Dataset items
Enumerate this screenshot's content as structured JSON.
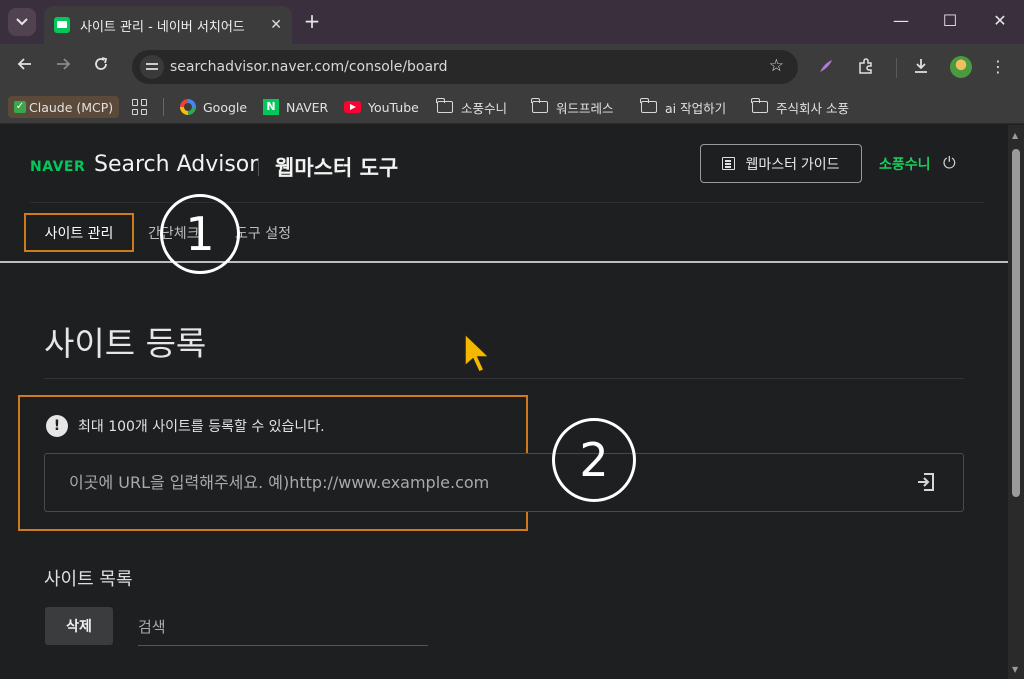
{
  "browser": {
    "tab_title": "사이트 관리 - 네이버 서치어드",
    "tab_close": "✕",
    "new_tab": "+",
    "url": "searchadvisor.naver.com/console/board",
    "window_controls": [
      "—",
      "☐",
      "✕"
    ],
    "bookmarks": [
      {
        "label": "Claude (MCP)",
        "icon": "check-icon"
      },
      {
        "label": "Google",
        "icon": "google-icon"
      },
      {
        "label": "NAVER",
        "icon": "naver-icon"
      },
      {
        "label": "YouTube",
        "icon": "youtube-icon"
      },
      {
        "label": "소풍수니",
        "icon": "folder-icon"
      },
      {
        "label": "워드프레스",
        "icon": "folder-icon"
      },
      {
        "label": "ai 작업하기",
        "icon": "folder-icon"
      },
      {
        "label": "주식회사 소풍",
        "icon": "folder-icon"
      }
    ]
  },
  "header": {
    "logo": "NAVER",
    "product": "Search Advisor",
    "tool": "웹마스터 도구",
    "guide_button": "웹마스터 가이드",
    "user": "소풍수니"
  },
  "nav": {
    "tabs": [
      "사이트 관리",
      "간단체크",
      "도구 설정"
    ]
  },
  "annotations": {
    "circle_1": "1",
    "circle_2": "2",
    "highlight_color": "#d07a1f"
  },
  "register": {
    "title": "사이트 등록",
    "notice": "최대 100개 사이트를 등록할 수 있습니다.",
    "url_placeholder": "이곳에 URL을 입력해주세요. 예)http://www.example.com"
  },
  "site_list": {
    "title": "사이트 목록",
    "delete_button": "삭제",
    "search_placeholder": "검색"
  },
  "colors": {
    "naver_green": "#03c75a",
    "user_green": "#19ce60"
  }
}
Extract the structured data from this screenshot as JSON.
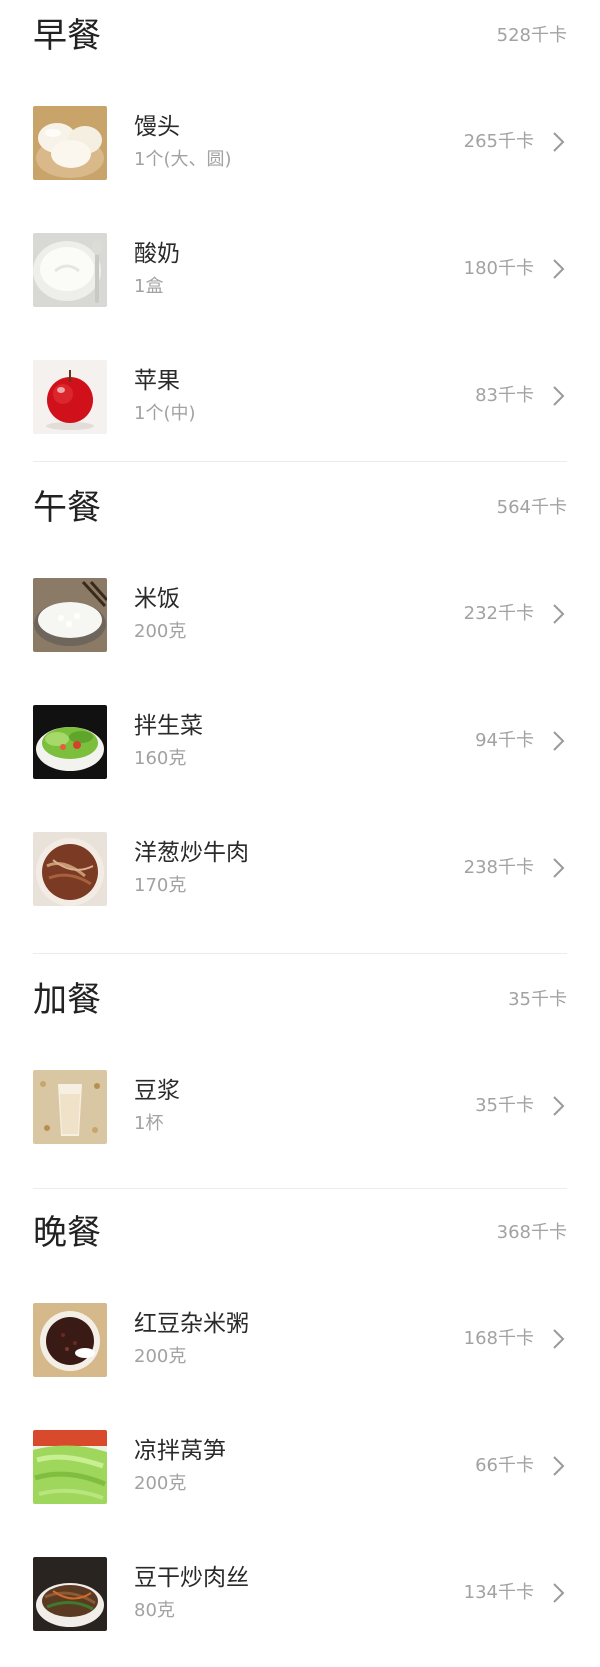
{
  "colors": {
    "title": "#222222",
    "text": "#2a2a2a",
    "muted": "#a2a2a2",
    "divider": "#ececec",
    "background": "#ffffff"
  },
  "sections": [
    {
      "title": "早餐",
      "total": "528千卡",
      "items": [
        {
          "name": "馒头",
          "portion": "1个(大、圆)",
          "kcal": "265千卡",
          "image": "steamed-bun"
        },
        {
          "name": "酸奶",
          "portion": "1盒",
          "kcal": "180千卡",
          "image": "yogurt"
        },
        {
          "name": "苹果",
          "portion": "1个(中)",
          "kcal": "83千卡",
          "image": "apple"
        }
      ]
    },
    {
      "title": "午餐",
      "total": "564千卡",
      "items": [
        {
          "name": "米饭",
          "portion": "200克",
          "kcal": "232千卡",
          "image": "rice"
        },
        {
          "name": "拌生菜",
          "portion": "160克",
          "kcal": "94千卡",
          "image": "salad"
        },
        {
          "name": "洋葱炒牛肉",
          "portion": "170克",
          "kcal": "238千卡",
          "image": "beef-onion"
        }
      ]
    },
    {
      "title": "加餐",
      "total": "35千卡",
      "items": [
        {
          "name": "豆浆",
          "portion": "1杯",
          "kcal": "35千卡",
          "image": "soy-milk"
        }
      ]
    },
    {
      "title": "晚餐",
      "total": "368千卡",
      "items": [
        {
          "name": "红豆杂米粥",
          "portion": "200克",
          "kcal": "168千卡",
          "image": "red-bean-porridge"
        },
        {
          "name": "凉拌莴笋",
          "portion": "200克",
          "kcal": "66千卡",
          "image": "lettuce-stem"
        },
        {
          "name": "豆干炒肉丝",
          "portion": "80克",
          "kcal": "134千卡",
          "image": "tofu-pork"
        }
      ]
    }
  ]
}
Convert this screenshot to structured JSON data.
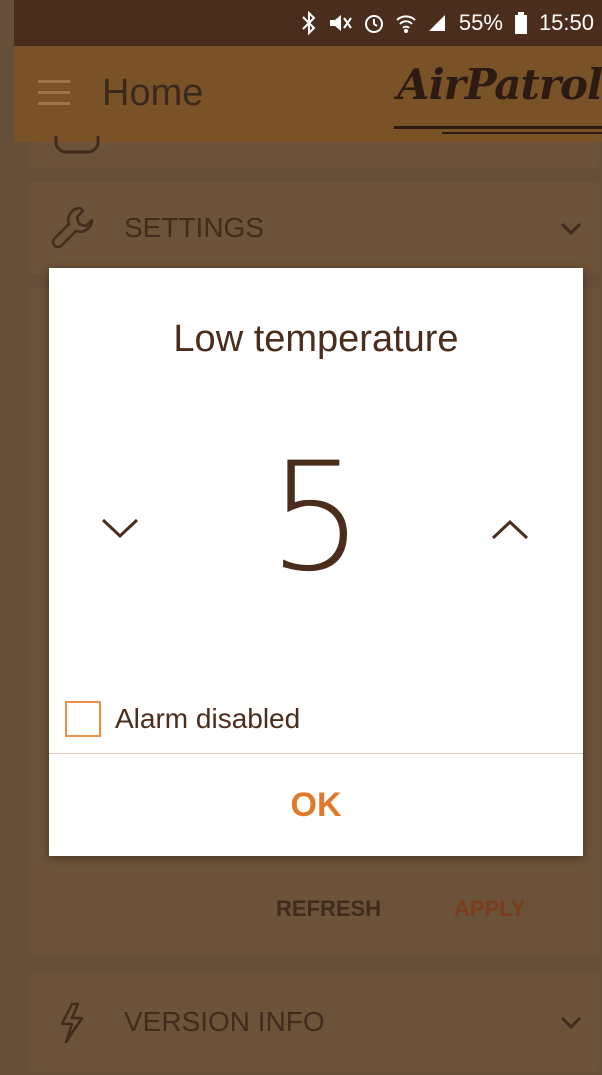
{
  "status_bar": {
    "battery": "55%",
    "time": "15:50",
    "icons": [
      "bluetooth-icon",
      "mute-icon",
      "alarm-icon",
      "wifi-icon",
      "signal-icon",
      "battery-icon"
    ]
  },
  "app_bar": {
    "title": "Home",
    "logo_text": "AirPatrol",
    "menu_icon": "hamburger-icon"
  },
  "sections": {
    "settings_label": "SETTINGS",
    "version_label": "VERSION INFO",
    "refresh_label": "REFRESH",
    "apply_label": "APPLY"
  },
  "dialog": {
    "title": "Low temperature",
    "value": "5",
    "decrease_icon": "chevron-down-icon",
    "increase_icon": "chevron-up-icon",
    "checkbox_label": "Alarm disabled",
    "checkbox_checked": false,
    "ok_label": "OK"
  },
  "colors": {
    "accent": "#e07a2a",
    "text_dark": "#4a2d1c",
    "status_bar": "#4a2d1c",
    "app_bar": "#7a5227",
    "background": "#664f38"
  }
}
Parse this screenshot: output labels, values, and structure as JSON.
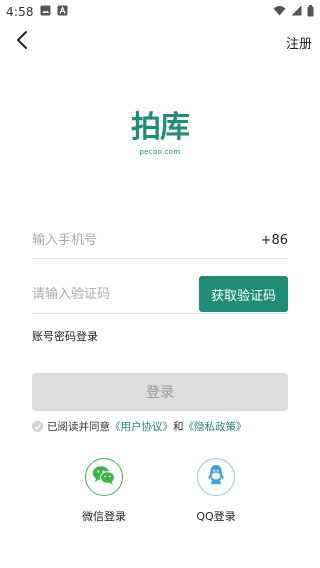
{
  "status_bar": {
    "time": "4:58",
    "icons": [
      "image-icon",
      "a-icon",
      "wifi-icon",
      "signal-icon",
      "battery-icon"
    ]
  },
  "top_bar": {
    "register_label": "注册"
  },
  "logo": {
    "mark": "拍库",
    "sub": "pecoo.com",
    "color": "#1f8c77"
  },
  "form": {
    "phone_placeholder": "输入手机号",
    "country_code": "+86",
    "code_placeholder": "请输入验证码",
    "get_code_label": "获取验证码",
    "password_login_label": "账号密码登录"
  },
  "login": {
    "label": "登录"
  },
  "agreement": {
    "prefix": "已阅读并同意",
    "user_agreement": "《用户协议》",
    "and": "和",
    "privacy_policy": "《隐私政策》"
  },
  "social": {
    "wechat_label": "微信登录",
    "qq_label": "QQ登录"
  },
  "colors": {
    "accent": "#1f8c77",
    "wechat": "#3bb24a",
    "qq": "#8fc8ec",
    "disabled_button": "#dcdcdc"
  }
}
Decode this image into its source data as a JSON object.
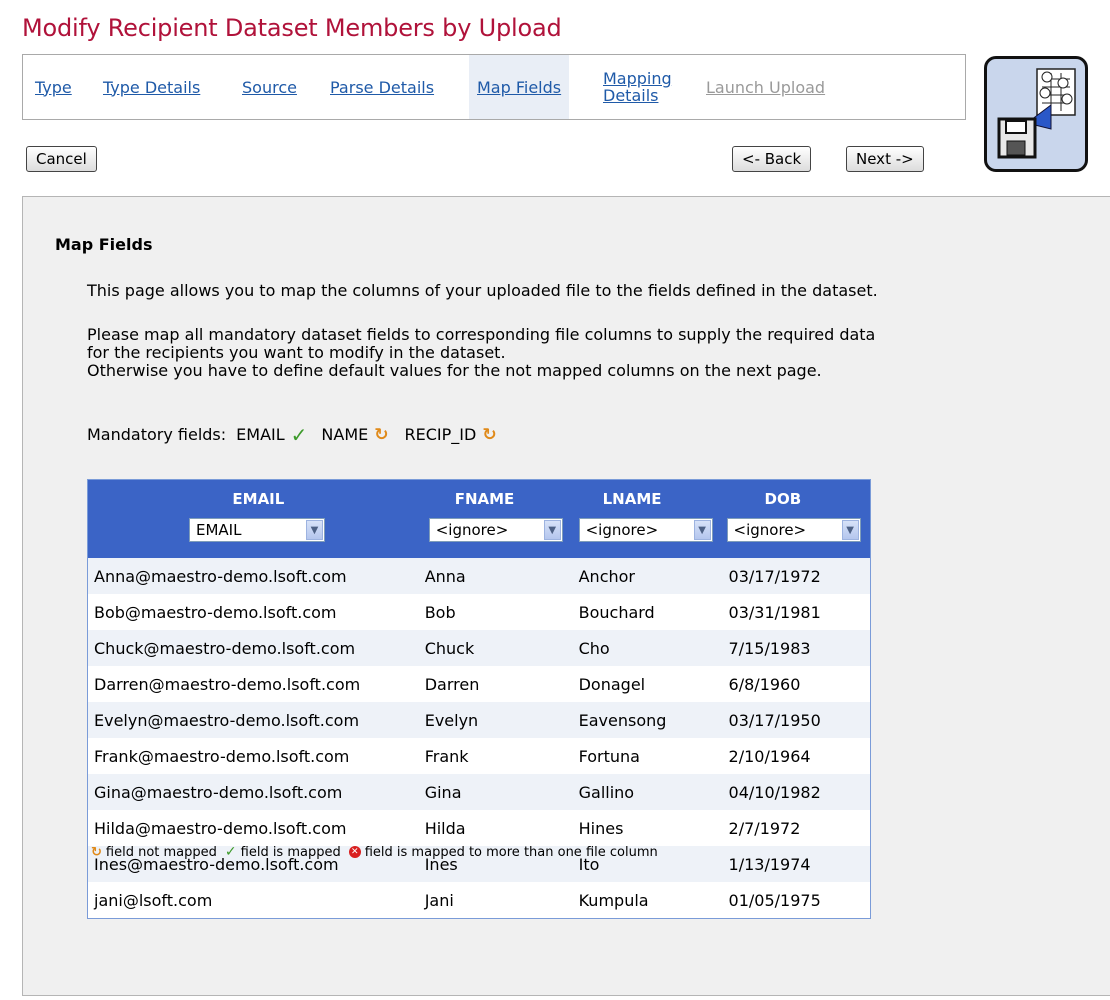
{
  "page_title": "Modify Recipient Dataset Members by Upload",
  "wizard": {
    "steps": [
      {
        "label": "Type",
        "state": "link"
      },
      {
        "label": "Type Details",
        "state": "link"
      },
      {
        "label": "Source",
        "state": "link"
      },
      {
        "label": "Parse Details",
        "state": "link"
      },
      {
        "label": "Map Fields",
        "state": "active"
      },
      {
        "label_line1": "Mapping",
        "label_line2": "Details",
        "state": "link"
      },
      {
        "label": "Launch Upload",
        "state": "disabled"
      }
    ],
    "icon": "dataset-upload-icon"
  },
  "buttons": {
    "cancel": "Cancel",
    "back": "<- Back",
    "next": "Next ->"
  },
  "section": {
    "title": "Map Fields",
    "intro": "This page allows you to map the columns of your uploaded file to the fields defined in the dataset.",
    "instruction_line1": "Please map all mandatory dataset fields to corresponding file columns to supply the required data",
    "instruction_line2": "for the recipients you want to modify in the dataset.",
    "instruction_line3": "Otherwise you have to define default values for the not mapped columns on the next page."
  },
  "mandatory": {
    "label": "Mandatory fields:",
    "fields": [
      {
        "name": "EMAIL",
        "status": "mapped",
        "icon": "check-icon"
      },
      {
        "name": "NAME",
        "status": "not-mapped",
        "icon": "not-mapped-icon"
      },
      {
        "name": "RECIP_ID",
        "status": "not-mapped",
        "icon": "not-mapped-icon"
      }
    ]
  },
  "table": {
    "columns": [
      {
        "header": "EMAIL",
        "selected": "EMAIL"
      },
      {
        "header": "FNAME",
        "selected": "<ignore>"
      },
      {
        "header": "LNAME",
        "selected": "<ignore>"
      },
      {
        "header": "DOB",
        "selected": "<ignore>"
      }
    ],
    "rows": [
      [
        "Anna@maestro-demo.lsoft.com",
        "Anna",
        "Anchor",
        "03/17/1972"
      ],
      [
        "Bob@maestro-demo.lsoft.com",
        "Bob",
        "Bouchard",
        "03/31/1981"
      ],
      [
        "Chuck@maestro-demo.lsoft.com",
        "Chuck",
        "Cho",
        "7/15/1983"
      ],
      [
        "Darren@maestro-demo.lsoft.com",
        "Darren",
        "Donagel",
        "6/8/1960"
      ],
      [
        "Evelyn@maestro-demo.lsoft.com",
        "Evelyn",
        "Eavensong",
        "03/17/1950"
      ],
      [
        "Frank@maestro-demo.lsoft.com",
        "Frank",
        "Fortuna",
        "2/10/1964"
      ],
      [
        "Gina@maestro-demo.lsoft.com",
        "Gina",
        "Gallino",
        "04/10/1982"
      ],
      [
        "Hilda@maestro-demo.lsoft.com",
        "Hilda",
        "Hines",
        "2/7/1972"
      ],
      [
        "Ines@maestro-demo.lsoft.com",
        "Ines",
        "Ito",
        "1/13/1974"
      ],
      [
        "jani@lsoft.com",
        "Jani",
        "Kumpula",
        "01/05/1975"
      ]
    ]
  },
  "legend": {
    "not_mapped": "field not mapped",
    "mapped": "field is mapped",
    "multi_mapped": "field is mapped to more than one file column"
  },
  "colors": {
    "title": "#b0123a",
    "link": "#1f5aa8",
    "table_header": "#3b64c6",
    "mapped": "#3c9a2a",
    "not_mapped": "#e08a1a",
    "error": "#d92020"
  }
}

> _What is needed_
Extract every line containing the string "kcal" from the material.

> _Right answer_
          "kcal": "265千卡",
          "kcal": "180千卡",
          "kcal": "83千卡",
          "kcal": "232千卡",
          "kcal": "94千卡",
          "kcal": "238千卡",
          "kcal": "35千卡",
          "kcal": "168千卡",
          "kcal": "66千卡",
          "kcal": "134千卡",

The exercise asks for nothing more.